Return all of the lines below exactly as they are.

**TASK MATERIAL**
START
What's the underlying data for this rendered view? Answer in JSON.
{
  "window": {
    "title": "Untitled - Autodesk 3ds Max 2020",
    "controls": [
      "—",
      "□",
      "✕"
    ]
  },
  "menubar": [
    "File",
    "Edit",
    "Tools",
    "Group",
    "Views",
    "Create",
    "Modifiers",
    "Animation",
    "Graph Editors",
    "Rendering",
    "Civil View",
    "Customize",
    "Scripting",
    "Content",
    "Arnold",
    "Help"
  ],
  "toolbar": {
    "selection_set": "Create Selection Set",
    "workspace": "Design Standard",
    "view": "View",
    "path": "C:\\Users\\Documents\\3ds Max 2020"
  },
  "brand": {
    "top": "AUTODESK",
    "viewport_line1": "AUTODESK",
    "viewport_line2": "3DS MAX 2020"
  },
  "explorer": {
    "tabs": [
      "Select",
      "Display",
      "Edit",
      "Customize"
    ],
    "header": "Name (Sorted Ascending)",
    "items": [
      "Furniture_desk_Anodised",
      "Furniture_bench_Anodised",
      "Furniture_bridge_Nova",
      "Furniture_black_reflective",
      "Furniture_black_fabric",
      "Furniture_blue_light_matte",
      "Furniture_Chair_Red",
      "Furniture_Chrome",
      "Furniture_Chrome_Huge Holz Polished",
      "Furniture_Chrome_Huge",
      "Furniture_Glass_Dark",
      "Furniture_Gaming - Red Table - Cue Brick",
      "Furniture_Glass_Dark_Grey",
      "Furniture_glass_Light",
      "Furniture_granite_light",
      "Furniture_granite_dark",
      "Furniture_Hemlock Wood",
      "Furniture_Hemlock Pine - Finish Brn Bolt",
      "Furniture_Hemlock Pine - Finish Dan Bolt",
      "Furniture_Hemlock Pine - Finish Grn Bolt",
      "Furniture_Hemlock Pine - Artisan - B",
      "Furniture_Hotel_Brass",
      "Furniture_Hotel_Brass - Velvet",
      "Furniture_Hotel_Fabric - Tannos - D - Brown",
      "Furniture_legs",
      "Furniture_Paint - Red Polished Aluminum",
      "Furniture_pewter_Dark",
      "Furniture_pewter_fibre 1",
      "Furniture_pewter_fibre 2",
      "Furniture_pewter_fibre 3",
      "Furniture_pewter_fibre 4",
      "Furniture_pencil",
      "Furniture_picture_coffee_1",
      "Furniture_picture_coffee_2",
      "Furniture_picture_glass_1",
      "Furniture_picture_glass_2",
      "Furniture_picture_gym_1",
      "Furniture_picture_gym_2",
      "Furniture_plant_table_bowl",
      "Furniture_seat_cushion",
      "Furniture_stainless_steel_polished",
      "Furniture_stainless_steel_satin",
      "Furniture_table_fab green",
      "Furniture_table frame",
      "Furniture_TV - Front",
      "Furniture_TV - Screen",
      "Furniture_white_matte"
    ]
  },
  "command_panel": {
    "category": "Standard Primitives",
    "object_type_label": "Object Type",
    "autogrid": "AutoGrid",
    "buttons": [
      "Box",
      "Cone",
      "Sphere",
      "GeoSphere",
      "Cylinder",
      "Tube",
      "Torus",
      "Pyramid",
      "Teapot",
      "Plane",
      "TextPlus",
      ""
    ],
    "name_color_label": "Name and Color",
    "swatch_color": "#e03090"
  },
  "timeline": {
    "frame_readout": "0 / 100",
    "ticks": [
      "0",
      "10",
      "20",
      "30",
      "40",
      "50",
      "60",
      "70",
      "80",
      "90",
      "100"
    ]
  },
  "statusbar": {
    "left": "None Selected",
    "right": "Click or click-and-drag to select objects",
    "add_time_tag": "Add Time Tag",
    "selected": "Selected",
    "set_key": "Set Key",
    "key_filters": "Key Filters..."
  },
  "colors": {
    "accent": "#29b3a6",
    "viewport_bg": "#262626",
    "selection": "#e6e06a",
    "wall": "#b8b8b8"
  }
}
END
**CORRECT RESULT**
What's the underlying data for this rendered view? Answer in JSON.
{
  "window": {
    "title": "Untitled - Autodesk 3ds Max 2020",
    "controls": [
      "—",
      "□",
      "✕"
    ]
  },
  "menubar": [
    "File",
    "Edit",
    "Tools",
    "Group",
    "Views",
    "Create",
    "Modifiers",
    "Animation",
    "Graph Editors",
    "Rendering",
    "Civil View",
    "Customize",
    "Scripting",
    "Content",
    "Arnold",
    "Help"
  ],
  "toolbar": {
    "selection_set": "Create Selection Set",
    "workspace": "Design Standard",
    "view": "View",
    "path": "C:\\Users\\Documents\\3ds Max 2020"
  },
  "brand": {
    "top": "AUTODESK",
    "viewport_line1": "AUTODESK",
    "viewport_line2": "3DS MAX 2020"
  },
  "explorer": {
    "tabs": [
      "Select",
      "Display",
      "Edit",
      "Customize"
    ],
    "header": "Name (Sorted Ascending)",
    "items": [
      "Furniture_desk_Anodised",
      "Furniture_bench_Anodised",
      "Furniture_bridge_Nova",
      "Furniture_black_reflective",
      "Furniture_black_fabric",
      "Furniture_blue_light_matte",
      "Furniture_Chair_Red",
      "Furniture_Chrome",
      "Furniture_Chrome_Huge Holz Polished",
      "Furniture_Chrome_Huge",
      "Furniture_Glass_Dark",
      "Furniture_Gaming - Red Table - Cue Brick",
      "Furniture_Glass_Dark_Grey",
      "Furniture_glass_Light",
      "Furniture_granite_light",
      "Furniture_granite_dark",
      "Furniture_Hemlock Wood",
      "Furniture_Hemlock Pine - Finish Brn Bolt",
      "Furniture_Hemlock Pine - Finish Dan Bolt",
      "Furniture_Hemlock Pine - Finish Grn Bolt",
      "Furniture_Hemlock Pine - Artisan - B",
      "Furniture_Hotel_Brass",
      "Furniture_Hotel_Brass - Velvet",
      "Furniture_Hotel_Fabric - Tannos - D - Brown",
      "Furniture_legs",
      "Furniture_Paint - Red Polished Aluminum",
      "Furniture_pewter_Dark",
      "Furniture_pewter_fibre 1",
      "Furniture_pewter_fibre 2",
      "Furniture_pewter_fibre 3",
      "Furniture_pewter_fibre 4",
      "Furniture_pencil",
      "Furniture_picture_coffee_1",
      "Furniture_picture_coffee_2",
      "Furniture_picture_glass_1",
      "Furniture_picture_glass_2",
      "Furniture_picture_gym_1",
      "Furniture_picture_gym_2",
      "Furniture_plant_table_bowl",
      "Furniture_seat_cushion",
      "Furniture_stainless_steel_polished",
      "Furniture_stainless_steel_satin",
      "Furniture_table_fab green",
      "Furniture_table frame",
      "Furniture_TV - Front",
      "Furniture_TV - Screen",
      "Furniture_white_matte"
    ]
  },
  "command_panel": {
    "category": "Standard Primitives",
    "object_type_label": "Object Type",
    "autogrid": "AutoGrid",
    "buttons": [
      "Box",
      "Cone",
      "Sphere",
      "GeoSphere",
      "Cylinder",
      "Tube",
      "Torus",
      "Pyramid",
      "Teapot",
      "Plane",
      "TextPlus",
      ""
    ],
    "name_color_label": "Name and Color",
    "swatch_color": "#e03090"
  },
  "timeline": {
    "frame_readout": "0 / 100",
    "ticks": [
      "0",
      "10",
      "20",
      "30",
      "40",
      "50",
      "60",
      "70",
      "80",
      "90",
      "100"
    ]
  },
  "statusbar": {
    "left": "None Selected",
    "right": "Click or click-and-drag to select objects",
    "add_time_tag": "Add Time Tag",
    "selected": "Selected",
    "set_key": "Set Key",
    "key_filters": "Key Filters..."
  },
  "colors": {
    "accent": "#29b3a6",
    "viewport_bg": "#262626",
    "selection": "#e6e06a",
    "wall": "#b8b8b8"
  }
}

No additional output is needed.